EXERCISE >> Set the listing down again in full, word for word, with the pictures left out.

[Extracted records]
********

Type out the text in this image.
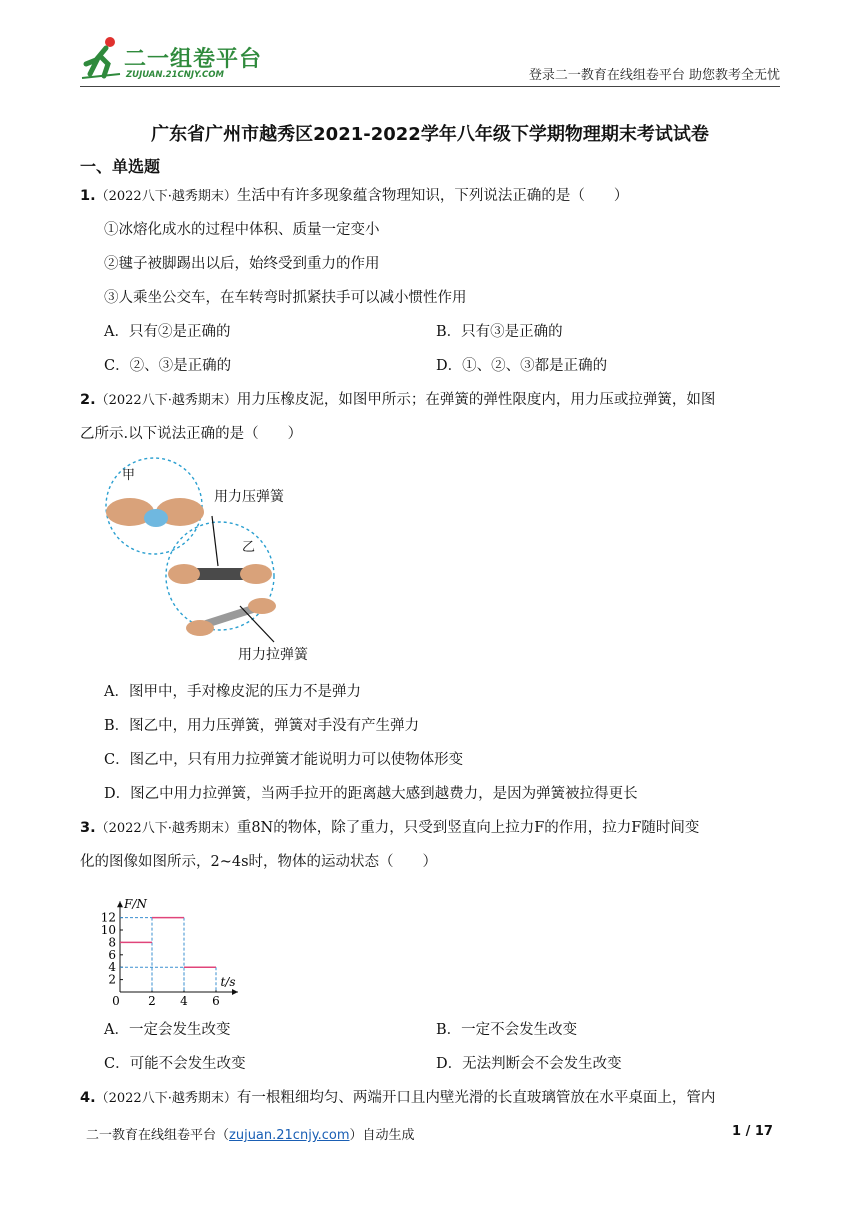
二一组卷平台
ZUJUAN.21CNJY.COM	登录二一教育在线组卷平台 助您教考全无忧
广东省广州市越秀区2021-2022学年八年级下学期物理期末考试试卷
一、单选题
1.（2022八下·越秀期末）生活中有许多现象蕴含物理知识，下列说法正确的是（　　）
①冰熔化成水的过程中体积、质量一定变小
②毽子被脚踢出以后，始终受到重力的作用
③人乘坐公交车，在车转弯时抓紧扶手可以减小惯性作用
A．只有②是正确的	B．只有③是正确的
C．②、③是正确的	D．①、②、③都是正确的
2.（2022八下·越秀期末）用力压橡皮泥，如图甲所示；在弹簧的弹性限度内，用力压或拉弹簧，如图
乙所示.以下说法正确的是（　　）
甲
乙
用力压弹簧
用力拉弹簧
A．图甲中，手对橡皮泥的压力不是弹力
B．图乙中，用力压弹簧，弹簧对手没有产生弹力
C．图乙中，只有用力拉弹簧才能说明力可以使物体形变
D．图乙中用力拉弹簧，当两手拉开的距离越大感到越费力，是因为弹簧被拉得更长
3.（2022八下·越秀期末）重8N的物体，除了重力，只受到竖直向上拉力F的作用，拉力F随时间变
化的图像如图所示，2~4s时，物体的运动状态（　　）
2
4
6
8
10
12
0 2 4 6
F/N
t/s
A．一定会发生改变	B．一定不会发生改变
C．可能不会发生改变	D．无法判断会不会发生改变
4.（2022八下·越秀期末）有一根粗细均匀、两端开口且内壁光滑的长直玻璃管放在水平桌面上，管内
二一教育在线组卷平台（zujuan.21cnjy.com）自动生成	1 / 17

********

FINAL RESULT >>
Type out the text in this image.
二一组卷平台
ZUJUAN.21CNJY.COM	登录二一教育在线组卷平台 助您教考全无忧
广东省广州市越秀区2021-2022学年八年级下学期物理期末考试试卷
一、单选题
1.（2022八下·越秀期末）生活中有许多现象蕴含物理知识，下列说法正确的是（　　）
①冰熔化成水的过程中体积、质量一定变小
②毽子被脚踢出以后，始终受到重力的作用
③人乘坐公交车，在车转弯时抓紧扶手可以减小惯性作用
A．只有②是正确的	B．只有③是正确的
C．②、③是正确的	D．①、②、③都是正确的
2.（2022八下·越秀期末）用力压橡皮泥，如图甲所示；在弹簧的弹性限度内，用力压或拉弹簧，如图
乙所示.以下说法正确的是（　　）
甲
乙
用力压弹簧
用力拉弹簧
A．图甲中，手对橡皮泥的压力不是弹力
B．图乙中，用力压弹簧，弹簧对手没有产生弹力
C．图乙中，只有用力拉弹簧才能说明力可以使物体形变
D．图乙中用力拉弹簧，当两手拉开的距离越大感到越费力，是因为弹簧被拉得更长
3.（2022八下·越秀期末）重8N的物体，除了重力，只受到竖直向上拉力F的作用，拉力F随时间变
化的图像如图所示，2~4s时，物体的运动状态（　　）
2
4
6
8
10
12
0 2 4 6
F/N
t/s
A．一定会发生改变	B．一定不会发生改变
C．可能不会发生改变	D．无法判断会不会发生改变
4.（2022八下·越秀期末）有一根粗细均匀、两端开口且内壁光滑的长直玻璃管放在水平桌面上，管内
二一教育在线组卷平台（zujuan.21cnjy.com）自动生成	1 / 17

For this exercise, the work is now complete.